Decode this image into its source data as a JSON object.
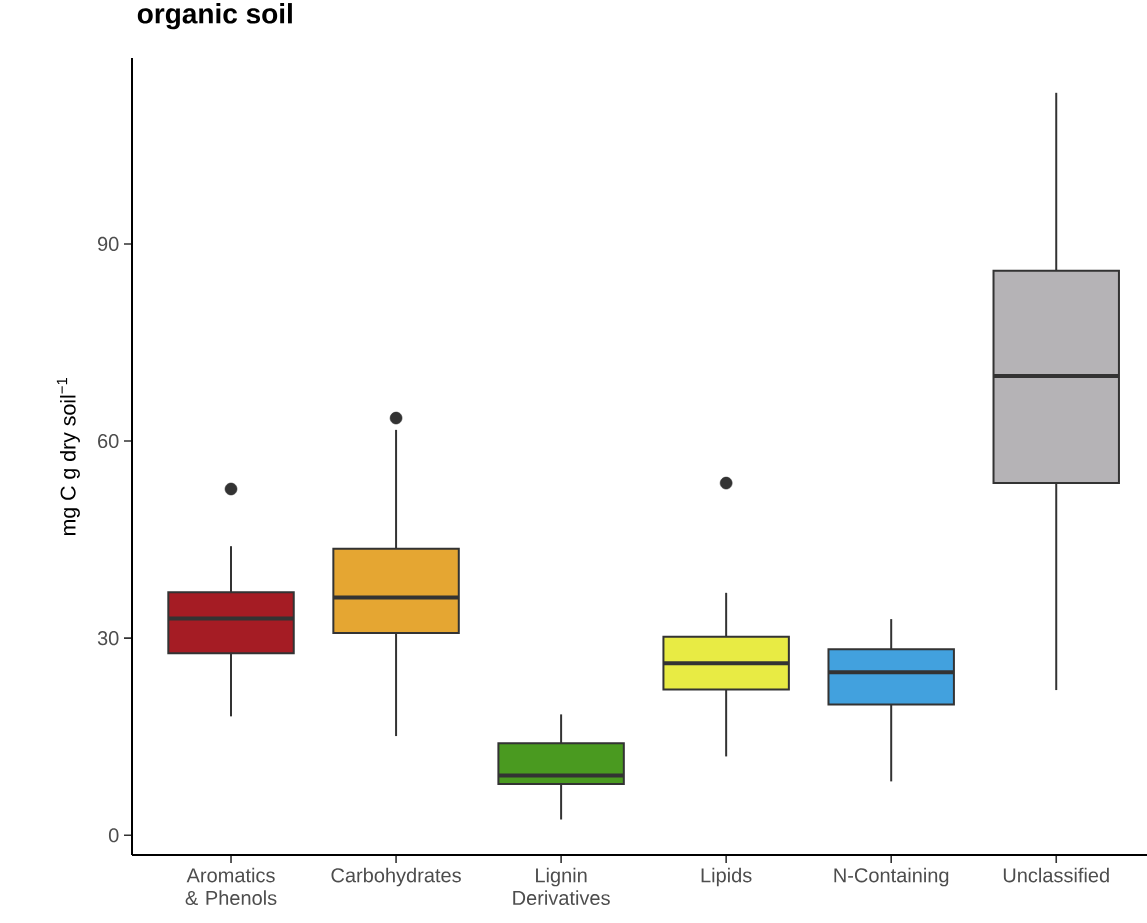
{
  "chart_data": {
    "type": "box",
    "title": "organic soil",
    "ylabel": "mg C g dry soil$^{−1}$",
    "categories": [
      "Aromatics & Phenols",
      "Carbohydrates",
      "Lignin Derivatives",
      "Lipids",
      "N-Containing",
      "Unclassified"
    ],
    "colors": [
      "#a51c24",
      "#e5a632",
      "#4a9a20",
      "#e8eb44",
      "#42a1de",
      "#b5b3b6"
    ],
    "boxes": [
      {
        "low": 18.1,
        "q1": 27.7,
        "median": 33.0,
        "q3": 37.0,
        "high": 44.0,
        "outliers": [
          52.7
        ]
      },
      {
        "low": 15.1,
        "q1": 30.8,
        "median": 36.2,
        "q3": 43.6,
        "high": 61.7,
        "outliers": [
          63.5
        ]
      },
      {
        "low": 2.4,
        "q1": 7.8,
        "median": 9.1,
        "q3": 14.0,
        "high": 18.4
      },
      {
        "low": 12.0,
        "q1": 22.2,
        "median": 26.2,
        "q3": 30.2,
        "high": 36.9,
        "outliers": [
          53.6
        ]
      },
      {
        "low": 8.2,
        "q1": 19.9,
        "median": 24.8,
        "q3": 28.3,
        "high": 32.9
      },
      {
        "low": 22.1,
        "q1": 53.6,
        "median": 69.9,
        "q3": 85.9,
        "high": 113.0
      }
    ],
    "ylim": [
      -3,
      118.3
    ],
    "yticks": [
      0,
      30,
      60,
      90
    ]
  }
}
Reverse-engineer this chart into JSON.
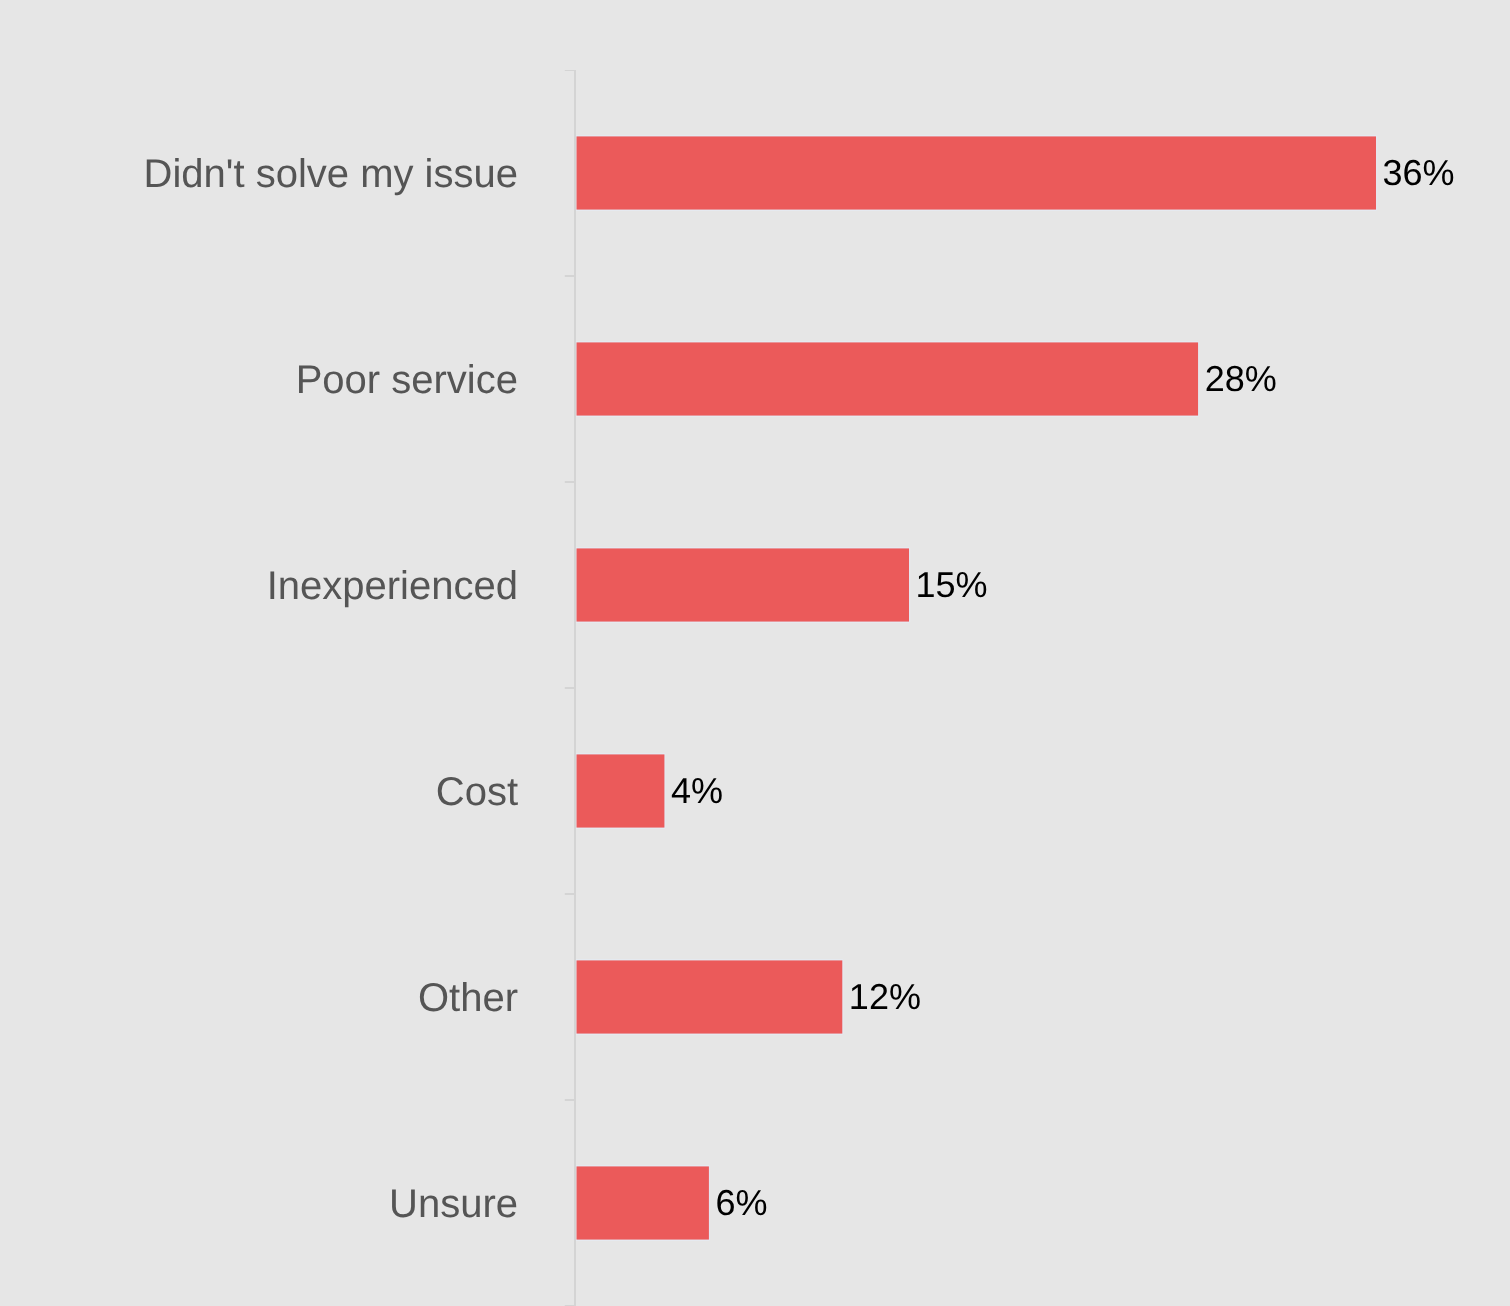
{
  "chart_data": {
    "type": "bar",
    "orientation": "horizontal",
    "categories": [
      "Didn't solve my issue",
      "Poor service",
      "Inexperienced",
      "Cost",
      "Other",
      "Unsure"
    ],
    "values": [
      36,
      28,
      15,
      4,
      12,
      6
    ],
    "value_labels": [
      "36%",
      "28%",
      "15%",
      "4%",
      "12%",
      "6%"
    ],
    "color": "#eb5a5a",
    "xlim": [
      0,
      42
    ],
    "tick_labels": "y",
    "grid": false,
    "legend": false
  }
}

---*---

Your answer should be a single number: the count of lines that contain "into".

2